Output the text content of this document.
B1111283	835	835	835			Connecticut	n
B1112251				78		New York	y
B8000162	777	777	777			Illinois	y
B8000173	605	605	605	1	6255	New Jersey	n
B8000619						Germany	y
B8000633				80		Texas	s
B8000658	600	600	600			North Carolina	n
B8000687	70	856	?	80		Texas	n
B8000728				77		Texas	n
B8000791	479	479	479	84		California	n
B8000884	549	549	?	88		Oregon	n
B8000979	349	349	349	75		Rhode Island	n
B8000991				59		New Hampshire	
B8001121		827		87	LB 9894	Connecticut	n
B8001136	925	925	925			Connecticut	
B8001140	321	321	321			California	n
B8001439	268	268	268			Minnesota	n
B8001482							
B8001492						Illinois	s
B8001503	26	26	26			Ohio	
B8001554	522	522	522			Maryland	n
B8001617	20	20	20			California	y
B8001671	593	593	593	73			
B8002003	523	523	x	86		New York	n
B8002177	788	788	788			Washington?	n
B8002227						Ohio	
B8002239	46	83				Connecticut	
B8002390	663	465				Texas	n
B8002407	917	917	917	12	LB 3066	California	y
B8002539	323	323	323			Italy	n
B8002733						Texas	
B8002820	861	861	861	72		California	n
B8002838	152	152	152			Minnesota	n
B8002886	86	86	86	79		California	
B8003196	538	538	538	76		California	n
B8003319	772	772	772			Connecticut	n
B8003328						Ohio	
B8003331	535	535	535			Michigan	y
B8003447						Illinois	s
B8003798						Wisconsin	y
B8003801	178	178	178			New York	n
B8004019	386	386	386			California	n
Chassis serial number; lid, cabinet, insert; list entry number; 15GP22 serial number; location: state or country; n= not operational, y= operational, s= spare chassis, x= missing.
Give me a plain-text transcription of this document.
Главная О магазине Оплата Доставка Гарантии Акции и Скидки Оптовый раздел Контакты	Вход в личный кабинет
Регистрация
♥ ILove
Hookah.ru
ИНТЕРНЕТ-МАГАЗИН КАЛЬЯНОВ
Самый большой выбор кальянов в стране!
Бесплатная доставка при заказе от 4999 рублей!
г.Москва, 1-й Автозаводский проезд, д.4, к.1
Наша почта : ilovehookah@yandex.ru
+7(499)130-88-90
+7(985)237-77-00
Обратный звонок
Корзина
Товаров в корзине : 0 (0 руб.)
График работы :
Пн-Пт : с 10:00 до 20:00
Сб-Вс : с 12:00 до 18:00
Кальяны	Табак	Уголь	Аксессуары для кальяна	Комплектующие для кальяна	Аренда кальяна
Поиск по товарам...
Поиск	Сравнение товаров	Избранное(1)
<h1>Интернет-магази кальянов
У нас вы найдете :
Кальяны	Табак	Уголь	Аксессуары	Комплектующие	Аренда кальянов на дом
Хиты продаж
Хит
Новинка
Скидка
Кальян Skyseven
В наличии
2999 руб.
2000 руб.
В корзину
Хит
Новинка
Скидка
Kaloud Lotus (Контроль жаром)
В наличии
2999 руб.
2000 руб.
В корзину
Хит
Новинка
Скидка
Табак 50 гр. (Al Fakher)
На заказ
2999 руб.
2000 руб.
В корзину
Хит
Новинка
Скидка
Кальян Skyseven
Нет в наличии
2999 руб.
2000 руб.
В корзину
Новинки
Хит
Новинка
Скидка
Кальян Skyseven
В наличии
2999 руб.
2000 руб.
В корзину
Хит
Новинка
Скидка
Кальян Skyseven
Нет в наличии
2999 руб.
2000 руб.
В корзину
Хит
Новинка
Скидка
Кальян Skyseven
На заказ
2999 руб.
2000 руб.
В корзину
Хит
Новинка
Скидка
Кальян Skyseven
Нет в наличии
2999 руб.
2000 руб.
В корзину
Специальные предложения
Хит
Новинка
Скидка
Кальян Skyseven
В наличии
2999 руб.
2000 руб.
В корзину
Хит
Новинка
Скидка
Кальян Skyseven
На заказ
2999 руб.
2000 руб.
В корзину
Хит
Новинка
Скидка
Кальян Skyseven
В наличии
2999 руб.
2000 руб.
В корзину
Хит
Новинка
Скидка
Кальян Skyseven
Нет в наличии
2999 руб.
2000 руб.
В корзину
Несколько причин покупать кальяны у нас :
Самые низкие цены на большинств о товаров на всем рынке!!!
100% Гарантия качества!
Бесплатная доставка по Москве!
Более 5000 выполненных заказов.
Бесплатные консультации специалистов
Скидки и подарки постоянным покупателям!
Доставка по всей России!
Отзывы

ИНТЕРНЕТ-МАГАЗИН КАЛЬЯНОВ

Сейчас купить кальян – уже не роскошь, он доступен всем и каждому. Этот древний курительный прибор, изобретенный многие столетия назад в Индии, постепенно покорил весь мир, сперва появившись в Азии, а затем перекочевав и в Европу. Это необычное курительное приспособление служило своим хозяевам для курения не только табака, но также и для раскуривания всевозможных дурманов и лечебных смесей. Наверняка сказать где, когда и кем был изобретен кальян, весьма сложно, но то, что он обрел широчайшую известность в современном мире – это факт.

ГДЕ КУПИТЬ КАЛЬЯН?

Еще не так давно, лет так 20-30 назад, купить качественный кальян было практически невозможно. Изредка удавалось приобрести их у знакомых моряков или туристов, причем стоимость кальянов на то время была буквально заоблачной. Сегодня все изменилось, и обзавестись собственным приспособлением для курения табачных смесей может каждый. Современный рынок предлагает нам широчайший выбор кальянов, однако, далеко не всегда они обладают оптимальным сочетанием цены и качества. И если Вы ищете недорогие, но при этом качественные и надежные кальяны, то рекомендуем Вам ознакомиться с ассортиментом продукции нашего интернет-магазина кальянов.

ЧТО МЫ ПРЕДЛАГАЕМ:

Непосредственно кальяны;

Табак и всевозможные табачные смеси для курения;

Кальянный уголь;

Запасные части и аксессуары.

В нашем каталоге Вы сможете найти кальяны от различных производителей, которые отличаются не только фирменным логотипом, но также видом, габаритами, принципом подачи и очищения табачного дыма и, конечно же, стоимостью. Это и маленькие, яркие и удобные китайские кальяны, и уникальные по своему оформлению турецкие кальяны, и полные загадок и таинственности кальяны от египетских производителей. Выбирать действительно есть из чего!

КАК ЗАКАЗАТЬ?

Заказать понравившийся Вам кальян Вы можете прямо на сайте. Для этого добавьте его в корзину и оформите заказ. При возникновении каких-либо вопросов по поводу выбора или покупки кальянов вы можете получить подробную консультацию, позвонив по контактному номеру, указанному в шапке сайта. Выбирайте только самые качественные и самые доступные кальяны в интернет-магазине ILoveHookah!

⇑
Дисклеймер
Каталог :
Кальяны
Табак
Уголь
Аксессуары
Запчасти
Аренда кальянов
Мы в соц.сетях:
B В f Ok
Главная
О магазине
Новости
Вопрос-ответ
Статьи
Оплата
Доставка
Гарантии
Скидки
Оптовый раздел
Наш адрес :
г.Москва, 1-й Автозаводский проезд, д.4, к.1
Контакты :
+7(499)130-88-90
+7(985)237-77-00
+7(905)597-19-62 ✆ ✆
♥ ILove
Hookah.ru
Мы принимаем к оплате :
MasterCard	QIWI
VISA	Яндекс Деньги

——

## Work to do
Output every line above without altering anything.

## Result of this exercise
Output the text content of this document.
B1111283	835	835	835			Connecticut	n
B1112251				78		New York	y
B8000162	777	777	777			Illinois	y
B8000173	605	605	605	1	6255	New Jersey	n
B8000619						Germany	y
B8000633				80		Texas	s
B8000658	600	600	600			North Carolina	n
B8000687	70	856	?	80		Texas	n
B8000728				77		Texas	n
B8000791	479	479	479	84		California	n
B8000884	549	549	?	88		Oregon	n
B8000979	349	349	349	75		Rhode Island	n
B8000991				59		New Hampshire	
B8001121		827		87	LB 9894	Connecticut	n
B8001136	925	925	925			Connecticut	
B8001140	321	321	321			California	n
B8001439	268	268	268			Minnesota	n
B8001482							
B8001492						Illinois	s
B8001503	26	26	26			Ohio	
B8001554	522	522	522			Maryland	n
B8001617	20	20	20			California	y
B8001671	593	593	593	73			
B8002003	523	523	x	86		New York	n
B8002177	788	788	788			Washington?	n
B8002227						Ohio	
B8002239	46	83				Connecticut	
B8002390	663	465				Texas	n
B8002407	917	917	917	12	LB 3066	California	y
B8002539	323	323	323			Italy	n
B8002733						Texas	
B8002820	861	861	861	72		California	n
B8002838	152	152	152			Minnesota	n
B8002886	86	86	86	79		California	
B8003196	538	538	538	76		California	n
B8003319	772	772	772			Connecticut	n
B8003328						Ohio	
B8003331	535	535	535			Michigan	y
B8003447						Illinois	s
B8003798						Wisconsin	y
B8003801	178	178	178			New York	n
B8004019	386	386	386			California	n
Chassis serial number; lid, cabinet, insert; list entry number; 15GP22 serial number; location: state or country; n= not operational, y= operational, s= spare chassis, x= missing.
Give me a plain-text transcription of this document.
Главная О магазине Оплата Доставка Гарантии Акции и Скидки Оптовый раздел Контакты	Вход в личный кабинет
Регистрация
♥ ILove
Hookah.ru
ИНТЕРНЕТ-МАГАЗИН КАЛЬЯНОВ
Самый большой выбор кальянов в стране!
Бесплатная доставка при заказе от 4999 рублей!
г.Москва, 1-й Автозаводский проезд, д.4, к.1
Наша почта : ilovehookah@yandex.ru
+7(499)130-88-90
+7(985)237-77-00
Обратный звонок
Корзина
Товаров в корзине : 0 (0 руб.)
График работы :
Пн-Пт : с 10:00 до 20:00
Сб-Вс : с 12:00 до 18:00
Кальяны	Табак	Уголь	Аксессуары для кальяна	Комплектующие для кальяна	Аренда кальяна
Поиск по товарам...
Поиск	Сравнение товаров	Избранное(1)
<h1>Интернет-магази кальянов
У нас вы найдете :
Кальяны	Табак	Уголь	Аксессуары	Комплектующие	Аренда кальянов на дом
Хиты продаж
Хит
Новинка
Скидка
Кальян Skyseven
В наличии
2999 руб.
2000 руб.
В корзину
Хит
Новинка
Скидка
Kaloud Lotus (Контроль жаром)
В наличии
2999 руб.
2000 руб.
В корзину
Хит
Новинка
Скидка
Табак 50 гр. (Al Fakher)
На заказ
2999 руб.
2000 руб.
В корзину
Хит
Новинка
Скидка
Кальян Skyseven
Нет в наличии
2999 руб.
2000 руб.
В корзину
Новинки
Хит
Новинка
Скидка
Кальян Skyseven
В наличии
2999 руб.
2000 руб.
В корзину
Хит
Новинка
Скидка
Кальян Skyseven
Нет в наличии
2999 руб.
2000 руб.
В корзину
Хит
Новинка
Скидка
Кальян Skyseven
На заказ
2999 руб.
2000 руб.
В корзину
Хит
Новинка
Скидка
Кальян Skyseven
Нет в наличии
2999 руб.
2000 руб.
В корзину
Специальные предложения
Хит
Новинка
Скидка
Кальян Skyseven
В наличии
2999 руб.
2000 руб.
В корзину
Хит
Новинка
Скидка
Кальян Skyseven
На заказ
2999 руб.
2000 руб.
В корзину
Хит
Новинка
Скидка
Кальян Skyseven
В наличии
2999 руб.
2000 руб.
В корзину
Хит
Новинка
Скидка
Кальян Skyseven
Нет в наличии
2999 руб.
2000 руб.
В корзину
Несколько причин покупать кальяны у нас :
Самые низкие цены на большинств о товаров на всем рынке!!!
100% Гарантия качества!
Бесплатная доставка по Москве!
Более 5000 выполненных заказов.
Бесплатные консультации специалистов
Скидки и подарки постоянным покупателям!
Доставка по всей России!
Отзывы

ИНТЕРНЕТ-МАГАЗИН КАЛЬЯНОВ

Сейчас купить кальян – уже не роскошь, он доступен всем и каждому. Этот древний курительный прибор, изобретенный многие столетия назад в Индии, постепенно покорил весь мир, сперва появившись в Азии, а затем перекочевав и в Европу. Это необычное курительное приспособление служило своим хозяевам для курения не только табака, но также и для раскуривания всевозможных дурманов и лечебных смесей. Наверняка сказать где, когда и кем был изобретен кальян, весьма сложно, но то, что он обрел широчайшую известность в современном мире – это факт.

ГДЕ КУПИТЬ КАЛЬЯН?

Еще не так давно, лет так 20-30 назад, купить качественный кальян было практически невозможно. Изредка удавалось приобрести их у знакомых моряков или туристов, причем стоимость кальянов на то время была буквально заоблачной. Сегодня все изменилось, и обзавестись собственным приспособлением для курения табачных смесей может каждый. Современный рынок предлагает нам широчайший выбор кальянов, однако, далеко не всегда они обладают оптимальным сочетанием цены и качества. И если Вы ищете недорогие, но при этом качественные и надежные кальяны, то рекомендуем Вам ознакомиться с ассортиментом продукции нашего интернет-магазина кальянов.

ЧТО МЫ ПРЕДЛАГАЕМ:

Непосредственно кальяны;

Табак и всевозможные табачные смеси для курения;

Кальянный уголь;

Запасные части и аксессуары.

В нашем каталоге Вы сможете найти кальяны от различных производителей, которые отличаются не только фирменным логотипом, но также видом, габаритами, принципом подачи и очищения табачного дыма и, конечно же, стоимостью. Это и маленькие, яркие и удобные китайские кальяны, и уникальные по своему оформлению турецкие кальяны, и полные загадок и таинственности кальяны от египетских производителей. Выбирать действительно есть из чего!

КАК ЗАКАЗАТЬ?

Заказать понравившийся Вам кальян Вы можете прямо на сайте. Для этого добавьте его в корзину и оформите заказ. При возникновении каких-либо вопросов по поводу выбора или покупки кальянов вы можете получить подробную консультацию, позвонив по контактному номеру, указанному в шапке сайта. Выбирайте только самые качественные и самые доступные кальяны в интернет-магазине ILoveHookah!

⇑
Дисклеймер
Каталог :
Кальяны
Табак
Уголь
Аксессуары
Запчасти
Аренда кальянов
Мы в соц.сетях:
B В f Ok
Главная
О магазине
Новости
Вопрос-ответ
Статьи
Оплата
Доставка
Гарантии
Скидки
Оптовый раздел
Наш адрес :
г.Москва, 1-й Автозаводский проезд, д.4, к.1
Контакты :
+7(499)130-88-90
+7(985)237-77-00
+7(905)597-19-62 ✆ ✆
♥ ILove
Hookah.ru
Мы принимаем к оплате :
MasterCard	QIWI
VISA	Яндекс Деньги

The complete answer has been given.